- **PROMPT**
Quote the entries word for word. Omit the pictures.

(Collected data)
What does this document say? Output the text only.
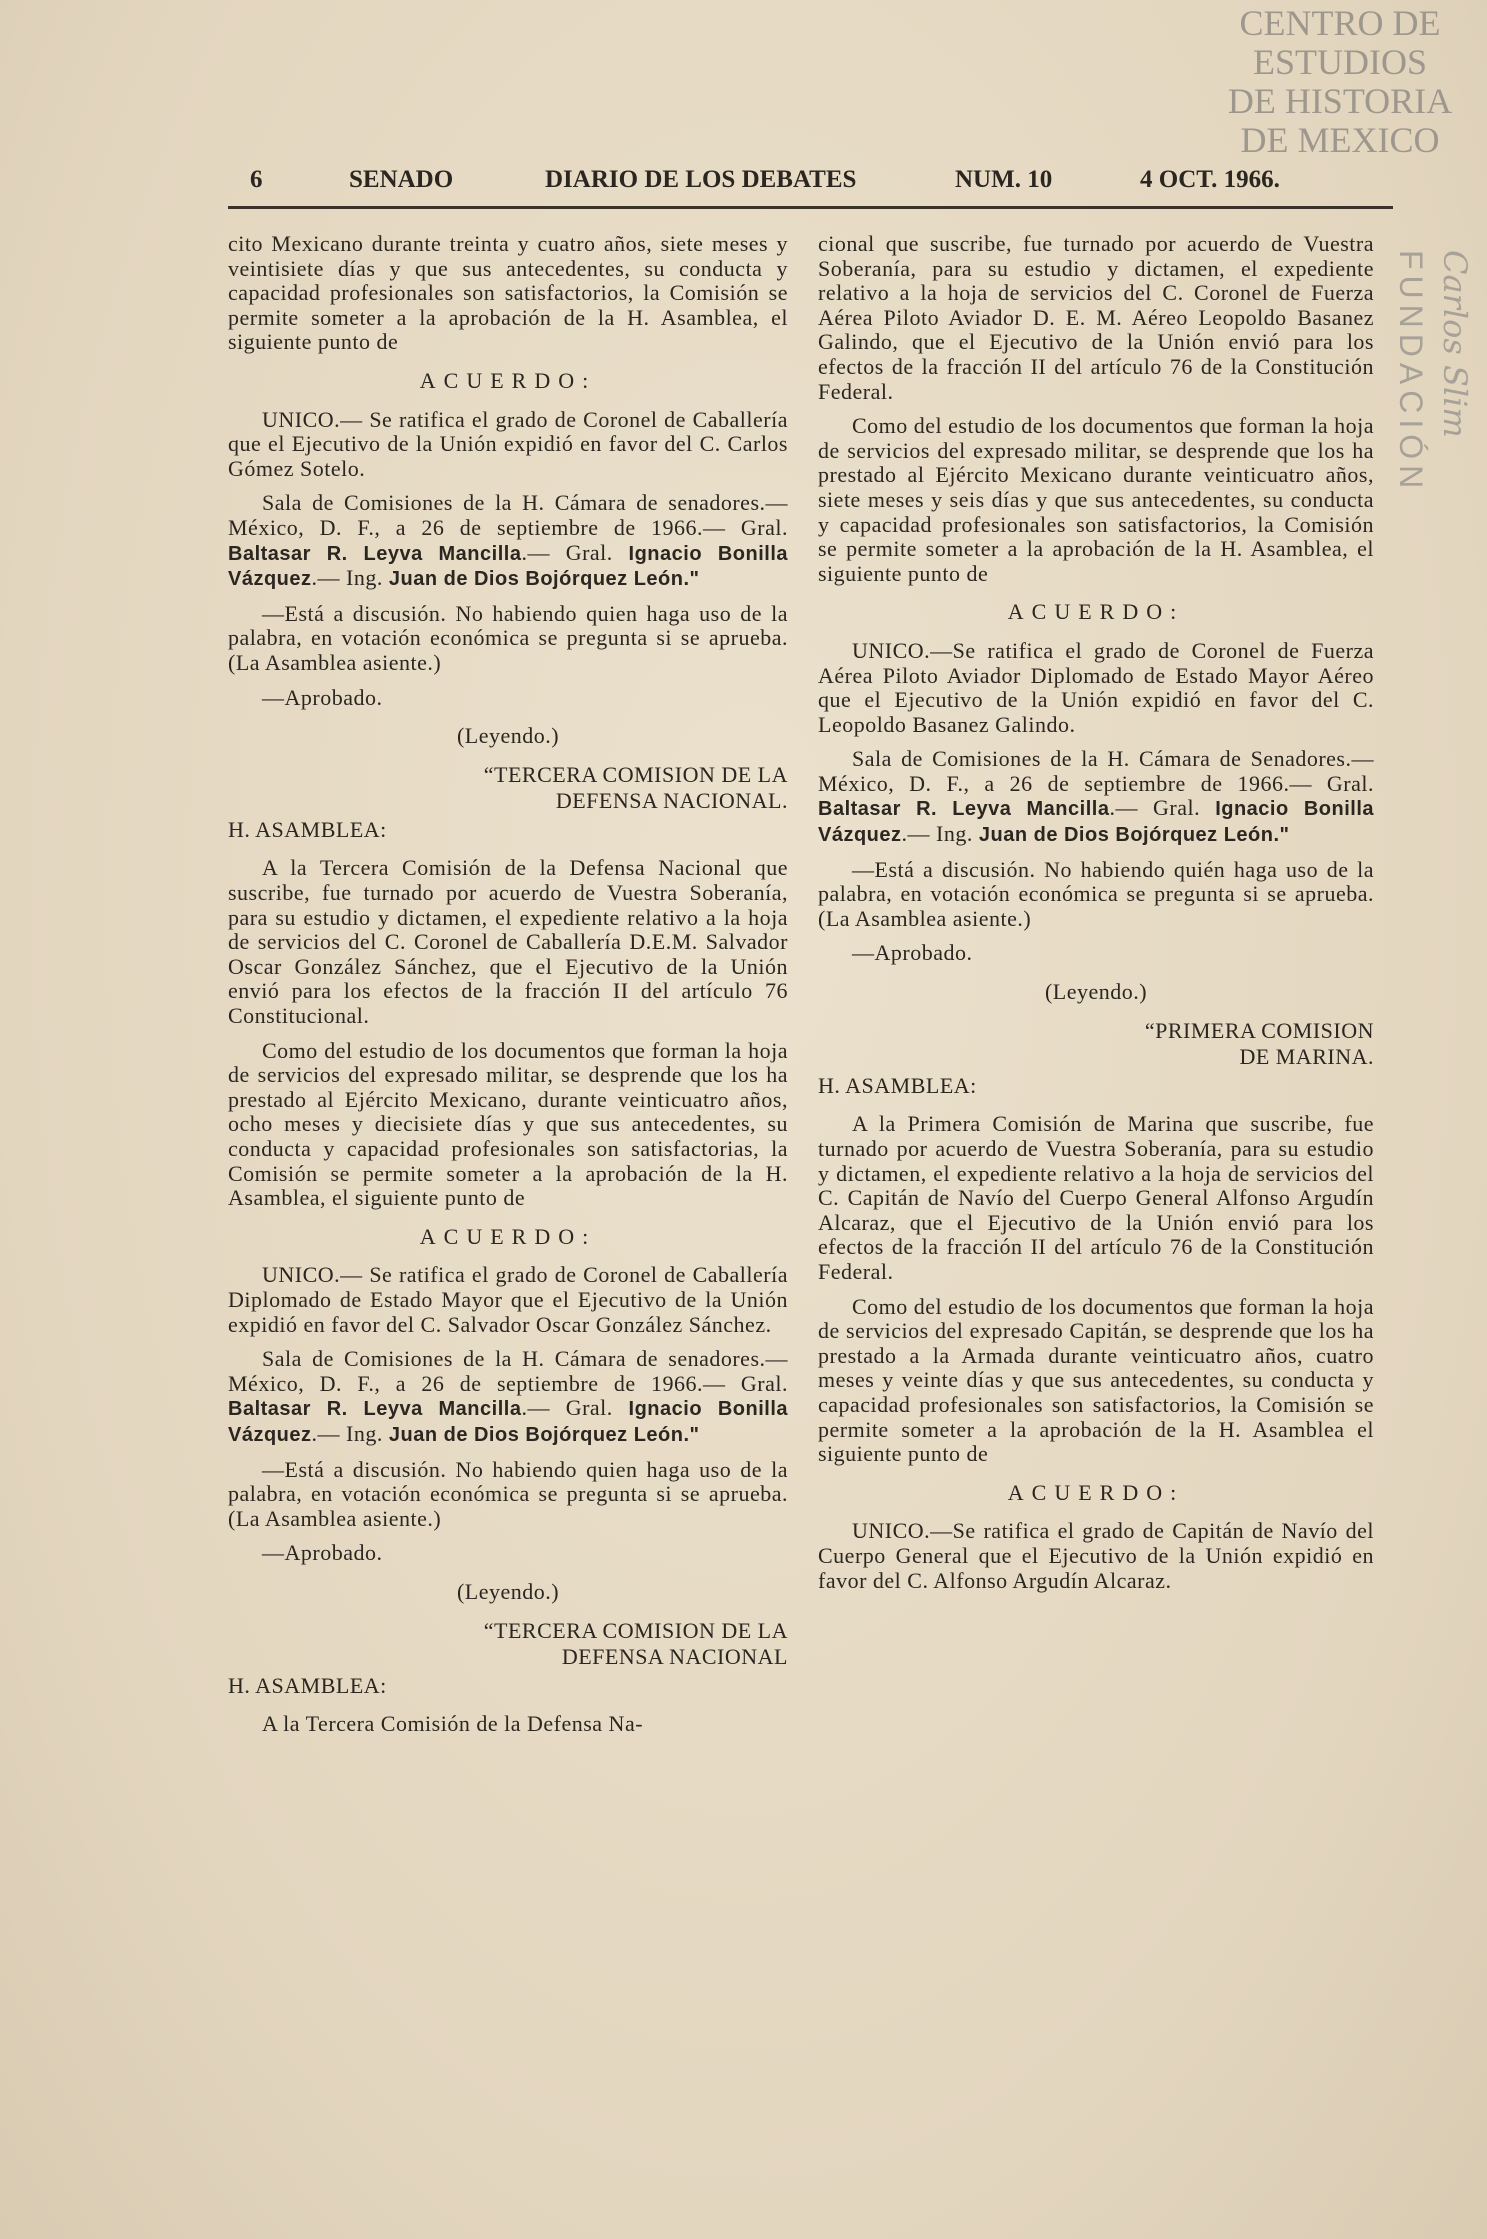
CENTRO DE
ESTUDIOS
DE HISTORIA
DE MEXICO
FUNDACIÓN Carlos Slim
6	SENADO	DIARIO DE LOS DEBATES	NUM. 10	4 OCT. 1966.

cito Mexicano durante treinta y cuatro años, siete meses y veintisiete días y que sus antecedentes, su conducta y capacidad profesionales son satisfactorios, la Comisión se permite someter a la aprobación de la H. Asamblea, el siguiente punto de

ACUERDO:

UNICO.— Se ratifica el grado de Coronel de Caballería que el Ejecutivo de la Unión expidió en favor del C. Carlos Gómez Sotelo.

Sala de Comisiones de la H. Cámara de senadores.— México, D. F., a 26 de septiembre de 1966.— Gral. Baltasar R. Leyva Mancilla.— Gral. Ignacio Bonilla Vázquez.— Ing. Juan de Dios Bojórquez León."

—Está a discusión. No habiendo quien haga uso de la palabra, en votación económica se pregunta si se aprueba. (La Asamblea asiente.)

—Aprobado.

(Leyendo.)

“TERCERA COMISION DE LA

DEFENSA NACIONAL.

H. ASAMBLEA:

A la Tercera Comisión de la Defensa Nacional que suscribe, fue turnado por acuerdo de Vuestra Soberanía, para su estudio y dictamen, el expediente relativo a la hoja de servicios del C. Coronel de Caballería D.E.M. Salvador Oscar González Sánchez, que el Ejecutivo de la Unión envió para los efectos de la fracción II del artículo 76 Constitucional.

Como del estudio de los documentos que forman la hoja de servicios del expresado militar, se desprende que los ha prestado al Ejército Mexicano, durante veinticuatro años, ocho meses y diecisiete días y que sus antecedentes, su conducta y capacidad profesionales son satisfactorias, la Comisión se permite someter a la aprobación de la H. Asamblea, el siguiente punto de

ACUERDO:

UNICO.— Se ratifica el grado de Coronel de Caballería Diplomado de Estado Mayor que el Ejecutivo de la Unión expidió en favor del C. Salvador Oscar González Sánchez.

Sala de Comisiones de la H. Cámara de senadores.— México, D. F., a 26 de septiembre de 1966.— Gral. Baltasar R. Leyva Mancilla.— Gral. Ignacio Bonilla Vázquez.— Ing. Juan de Dios Bojórquez León."

—Está a discusión. No habiendo quien haga uso de la palabra, en votación económica se pregunta si se aprueba. (La Asamblea asiente.)

—Aprobado.

(Leyendo.)

“TERCERA COMISION DE LA

DEFENSA NACIONAL

H. ASAMBLEA:

A la Tercera Comisión de la Defensa Na-

cional que suscribe, fue turnado por acuerdo de Vuestra Soberanía, para su estudio y dictamen, el expediente relativo a la hoja de servicios del C. Coronel de Fuerza Aérea Piloto Aviador D. E. M. Aéreo Leopoldo Basanez Galindo, que el Ejecutivo de la Unión envió para los efectos de la fracción II del artículo 76 de la Constitución Federal.

Como del estudio de los documentos que forman la hoja de servicios del expresado militar, se desprende que los ha prestado al Ejército Mexicano durante veinticuatro años, siete meses y seis días y que sus antecedentes, su conducta y capacidad profesionales son satisfactorios, la Comisión se permite someter a la aprobación de la H. Asamblea, el siguiente punto de

ACUERDO:

UNICO.—Se ratifica el grado de Coronel de Fuerza Aérea Piloto Aviador Diplomado de Estado Mayor Aéreo que el Ejecutivo de la Unión expidió en favor del C. Leopoldo Basanez Galindo.

Sala de Comisiones de la H. Cámara de Senadores.—México, D. F., a 26 de septiembre de 1966.— Gral. Baltasar R. Leyva Mancilla.— Gral. Ignacio Bonilla Vázquez.— Ing. Juan de Dios Bojórquez León."

—Está a discusión. No habiendo quién haga uso de la palabra, en votación económica se pregunta si se aprueba. (La Asamblea asiente.)

—Aprobado.

(Leyendo.)

“PRIMERA COMISION

DE MARINA.

H. ASAMBLEA:

A la Primera Comisión de Marina que suscribe, fue turnado por acuerdo de Vuestra Soberanía, para su estudio y dictamen, el expediente relativo a la hoja de servicios del C. Capitán de Navío del Cuerpo General Alfonso Argudín Alcaraz, que el Ejecutivo de la Unión envió para los efectos de la fracción II del artículo 76 de la Constitución Federal.

Como del estudio de los documentos que forman la hoja de servicios del expresado Capitán, se desprende que los ha prestado a la Armada durante veinticuatro años, cuatro meses y veinte días y que sus antecedentes, su conducta y capacidad profesionales son satisfactorios, la Comisión se permite someter a la aprobación de la H. Asamblea el siguiente punto de

ACUERDO:

UNICO.—Se ratifica el grado de Capitán de Navío del Cuerpo General que el Ejecutivo de la Unión expidió en favor del C. Alfonso Argudín Alcaraz.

- **FINAL ANSWER**
What does this document say? Output the text only.
CENTRO DE
ESTUDIOS
DE HISTORIA
DE MEXICO
FUNDACIÓN Carlos Slim
6	SENADO	DIARIO DE LOS DEBATES	NUM. 10	4 OCT. 1966.

cito Mexicano durante treinta y cuatro años, siete meses y veintisiete días y que sus antecedentes, su conducta y capacidad profesionales son satisfactorios, la Comisión se permite someter a la aprobación de la H. Asamblea, el siguiente punto de

ACUERDO:

UNICO.— Se ratifica el grado de Coronel de Caballería que el Ejecutivo de la Unión expidió en favor del C. Carlos Gómez Sotelo.

Sala de Comisiones de la H. Cámara de senadores.— México, D. F., a 26 de septiembre de 1966.— Gral. Baltasar R. Leyva Mancilla.— Gral. Ignacio Bonilla Vázquez.— Ing. Juan de Dios Bojórquez León."

—Está a discusión. No habiendo quien haga uso de la palabra, en votación económica se pregunta si se aprueba. (La Asamblea asiente.)

—Aprobado.

(Leyendo.)

“TERCERA COMISION DE LA

DEFENSA NACIONAL.

H. ASAMBLEA:

A la Tercera Comisión de la Defensa Nacional que suscribe, fue turnado por acuerdo de Vuestra Soberanía, para su estudio y dictamen, el expediente relativo a la hoja de servicios del C. Coronel de Caballería D.E.M. Salvador Oscar González Sánchez, que el Ejecutivo de la Unión envió para los efectos de la fracción II del artículo 76 Constitucional.

Como del estudio de los documentos que forman la hoja de servicios del expresado militar, se desprende que los ha prestado al Ejército Mexicano, durante veinticuatro años, ocho meses y diecisiete días y que sus antecedentes, su conducta y capacidad profesionales son satisfactorias, la Comisión se permite someter a la aprobación de la H. Asamblea, el siguiente punto de

ACUERDO:

UNICO.— Se ratifica el grado de Coronel de Caballería Diplomado de Estado Mayor que el Ejecutivo de la Unión expidió en favor del C. Salvador Oscar González Sánchez.

Sala de Comisiones de la H. Cámara de senadores.— México, D. F., a 26 de septiembre de 1966.— Gral. Baltasar R. Leyva Mancilla.— Gral. Ignacio Bonilla Vázquez.— Ing. Juan de Dios Bojórquez León."

—Está a discusión. No habiendo quien haga uso de la palabra, en votación económica se pregunta si se aprueba. (La Asamblea asiente.)

—Aprobado.

(Leyendo.)

“TERCERA COMISION DE LA

DEFENSA NACIONAL

H. ASAMBLEA:

A la Tercera Comisión de la Defensa Na-

cional que suscribe, fue turnado por acuerdo de Vuestra Soberanía, para su estudio y dictamen, el expediente relativo a la hoja de servicios del C. Coronel de Fuerza Aérea Piloto Aviador D. E. M. Aéreo Leopoldo Basanez Galindo, que el Ejecutivo de la Unión envió para los efectos de la fracción II del artículo 76 de la Constitución Federal.

Como del estudio de los documentos que forman la hoja de servicios del expresado militar, se desprende que los ha prestado al Ejército Mexicano durante veinticuatro años, siete meses y seis días y que sus antecedentes, su conducta y capacidad profesionales son satisfactorios, la Comisión se permite someter a la aprobación de la H. Asamblea, el siguiente punto de

ACUERDO:

UNICO.—Se ratifica el grado de Coronel de Fuerza Aérea Piloto Aviador Diplomado de Estado Mayor Aéreo que el Ejecutivo de la Unión expidió en favor del C. Leopoldo Basanez Galindo.

Sala de Comisiones de la H. Cámara de Senadores.—México, D. F., a 26 de septiembre de 1966.— Gral. Baltasar R. Leyva Mancilla.— Gral. Ignacio Bonilla Vázquez.— Ing. Juan de Dios Bojórquez León."

—Está a discusión. No habiendo quién haga uso de la palabra, en votación económica se pregunta si se aprueba. (La Asamblea asiente.)

—Aprobado.

(Leyendo.)

“PRIMERA COMISION

DE MARINA.

H. ASAMBLEA:

A la Primera Comisión de Marina que suscribe, fue turnado por acuerdo de Vuestra Soberanía, para su estudio y dictamen, el expediente relativo a la hoja de servicios del C. Capitán de Navío del Cuerpo General Alfonso Argudín Alcaraz, que el Ejecutivo de la Unión envió para los efectos de la fracción II del artículo 76 de la Constitución Federal.

Como del estudio de los documentos que forman la hoja de servicios del expresado Capitán, se desprende que los ha prestado a la Armada durante veinticuatro años, cuatro meses y veinte días y que sus antecedentes, su conducta y capacidad profesionales son satisfactorios, la Comisión se permite someter a la aprobación de la H. Asamblea el siguiente punto de

ACUERDO:

UNICO.—Se ratifica el grado de Capitán de Navío del Cuerpo General que el Ejecutivo de la Unión expidió en favor del C. Alfonso Argudín Alcaraz.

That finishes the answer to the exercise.